- **Set task**
Copy the lines below word for word, starting at the line with "- assembly-description-field[interactable]: [507, 614, 873, 640]" and ending at the line with "- code1-label: Код 1:: [727, 386, 770, 401]", both included.
--- Start Raw records ---
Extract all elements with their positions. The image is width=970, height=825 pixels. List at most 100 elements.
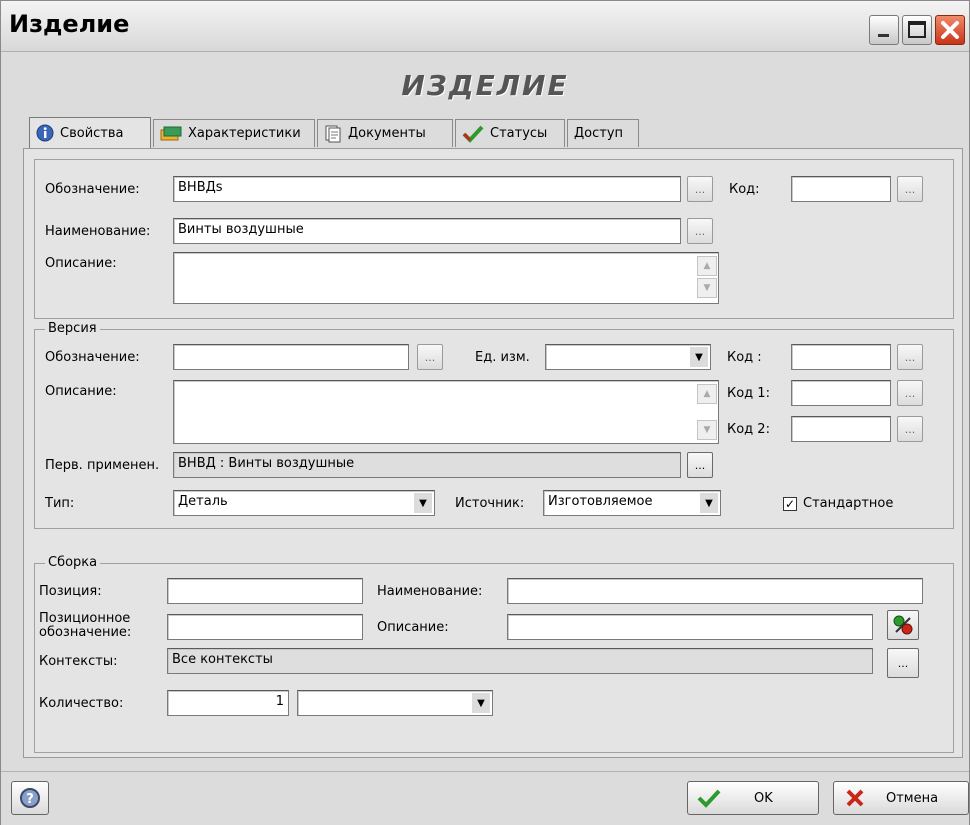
- assembly-description-field[interactable]: [507, 614, 873, 640]
- contexts-browse-button[interactable]: ...: [887, 648, 919, 678]
- item-name-browse-button[interactable]: ...: [687, 218, 713, 244]
- code1-label: Код 1:: [727, 386, 770, 401]
- button-bar: ? OK Отмена: [1, 771, 969, 825]
- checkmark-icon: [697, 789, 721, 808]
- item-name-label: Наименование:: [45, 224, 151, 239]
- unit-label: Ед. изм.: [475, 350, 530, 365]
- item-group: Обозначение: ВНВДs ... Код: ... Наименов…: [34, 159, 954, 319]
- svg-text:?: ?: [26, 792, 34, 807]
- title-bar[interactable]: Изделие: [1, 1, 969, 52]
- tab-characteristics[interactable]: Характеристики: [153, 119, 315, 147]
- assembly-name-label: Наименование:: [377, 584, 483, 599]
- ok-label: OK: [754, 790, 773, 806]
- version-description-field[interactable]: [173, 380, 719, 444]
- version-code-label: Код :: [727, 350, 762, 365]
- quantity-field[interactable]: 1: [167, 690, 289, 716]
- assembly-group-label: Сборка: [45, 555, 101, 570]
- dropdown-arrow-icon: ▼: [700, 493, 718, 513]
- tab-access[interactable]: Доступ: [567, 119, 639, 147]
- scroll-down-button[interactable]: ▼: [697, 278, 717, 298]
- item-description-label: Описание:: [45, 256, 117, 271]
- tab-statuses[interactable]: Статусы: [455, 119, 565, 147]
- tab-label: Характеристики: [188, 126, 301, 141]
- contexts-label: Контексты:: [39, 654, 118, 669]
- pos-designation-field[interactable]: [167, 614, 363, 640]
- help-button[interactable]: ?: [11, 781, 49, 815]
- assembly-group: Сборка Позиция: Наименование: Позиционно…: [34, 555, 954, 753]
- item-designation-browse-button[interactable]: ...: [687, 176, 713, 202]
- item-designation-field[interactable]: ВНВДs: [173, 176, 681, 202]
- unit-dropdown[interactable]: ▼: [545, 344, 711, 370]
- position-field[interactable]: [167, 578, 363, 604]
- checkmark-icon: [462, 125, 484, 143]
- tab-properties[interactable]: Свойства: [29, 117, 151, 148]
- tab-label: Статусы: [490, 126, 548, 141]
- quantity-unit-dropdown[interactable]: ▼: [297, 690, 493, 716]
- scroll-up-button[interactable]: ▲: [697, 384, 717, 404]
- type-label: Тип:: [45, 496, 75, 511]
- tab-documents[interactable]: Документы: [317, 119, 453, 147]
- version-designation-browse-button[interactable]: ...: [417, 344, 443, 370]
- ok-button[interactable]: OK: [687, 781, 819, 815]
- version-code-browse-button[interactable]: ...: [897, 344, 923, 370]
- window-title: Изделие: [9, 10, 130, 38]
- first-use-browse-button[interactable]: ...: [687, 452, 713, 478]
- cancel-x-icon: [846, 789, 864, 807]
- source-dropdown[interactable]: Изготовляемое ▼: [543, 490, 721, 516]
- maximize-icon: [908, 21, 926, 38]
- item-name-field[interactable]: Винты воздушные: [173, 218, 681, 244]
- info-icon: [36, 124, 54, 142]
- dropdown-arrow-icon: ▼: [414, 493, 432, 513]
- item-code-label: Код:: [729, 182, 760, 197]
- close-icon: [941, 21, 959, 39]
- close-button[interactable]: [935, 15, 965, 45]
- version-group-label: Версия: [45, 321, 100, 336]
- characteristics-icon: [160, 126, 182, 140]
- version-code-field[interactable]: [791, 344, 891, 370]
- type-dropdown[interactable]: Деталь ▼: [173, 490, 435, 516]
- dialog-heading: ИЗДЕЛИЕ: [401, 69, 569, 102]
- version-designation-label: Обозначение:: [45, 350, 140, 365]
- cancel-button[interactable]: Отмена: [833, 781, 969, 815]
- code1-field[interactable]: [791, 380, 891, 406]
- code1-browse-button[interactable]: ...: [897, 380, 923, 406]
- tab-label: Доступ: [574, 126, 624, 141]
- scroll-up-button[interactable]: ▲: [697, 256, 717, 276]
- standard-label: Стандартное: [803, 496, 894, 511]
- first-use-field: ВНВД : Винты воздушные: [173, 452, 681, 478]
- item-dialog-window: Изделие ИЗДЕЛИЕ Свойства Характеристики …: [0, 0, 970, 825]
- source-value: Изготовляемое: [548, 494, 653, 509]
- dropdown-arrow-icon: ▼: [472, 693, 490, 713]
- version-description-label: Описание:: [45, 384, 117, 399]
- minimize-button[interactable]: [869, 15, 899, 45]
- documents-icon: [325, 125, 341, 142]
- pos-designation-label-line2: обозначение:: [39, 625, 132, 640]
- minimize-icon: [878, 34, 889, 37]
- code2-field[interactable]: [791, 416, 891, 442]
- position-label: Позиция:: [39, 584, 102, 599]
- contexts-field: Все контексты: [167, 648, 873, 674]
- assembly-description-label: Описание:: [377, 620, 449, 635]
- item-code-field[interactable]: [791, 176, 891, 202]
- version-designation-field[interactable]: [173, 344, 409, 370]
- version-group: Версия Обозначение: ... Ед. изм. ▼ Код :…: [34, 321, 954, 529]
- code2-browse-button[interactable]: ...: [897, 416, 923, 442]
- item-code-browse-button[interactable]: ...: [897, 176, 923, 202]
- dropdown-arrow-icon: ▼: [690, 347, 708, 367]
- assembly-action-button[interactable]: [887, 610, 919, 640]
- maximize-button[interactable]: [902, 15, 932, 45]
- quantity-label: Количество:: [39, 696, 124, 711]
- properties-panel: Обозначение: ВНВДs ... Код: ... Наименов…: [23, 148, 963, 758]
- tab-label: Документы: [348, 126, 426, 141]
- standard-checkbox[interactable]: ✓: [783, 497, 797, 511]
- help-icon: ?: [20, 788, 40, 808]
- tab-label: Свойства: [60, 125, 124, 141]
- code2-label: Код 2:: [727, 422, 770, 437]
- scroll-down-button[interactable]: ▼: [697, 420, 717, 440]
- components-icon: [893, 615, 913, 635]
- source-label: Источник:: [455, 496, 525, 511]
- item-description-field[interactable]: [173, 252, 719, 304]
- type-value: Деталь: [178, 494, 228, 509]
- item-designation-label: Обозначение:: [45, 182, 140, 197]
- assembly-name-field[interactable]: [507, 578, 923, 604]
--- End Raw records ---
- **Written solution**
- assembly-description-field[interactable]: [507, 614, 873, 640]
- contexts-browse-button[interactable]: ...: [887, 648, 919, 678]
- item-name-browse-button[interactable]: ...: [687, 218, 713, 244]
- code1-label: Код 1:: [727, 386, 770, 401]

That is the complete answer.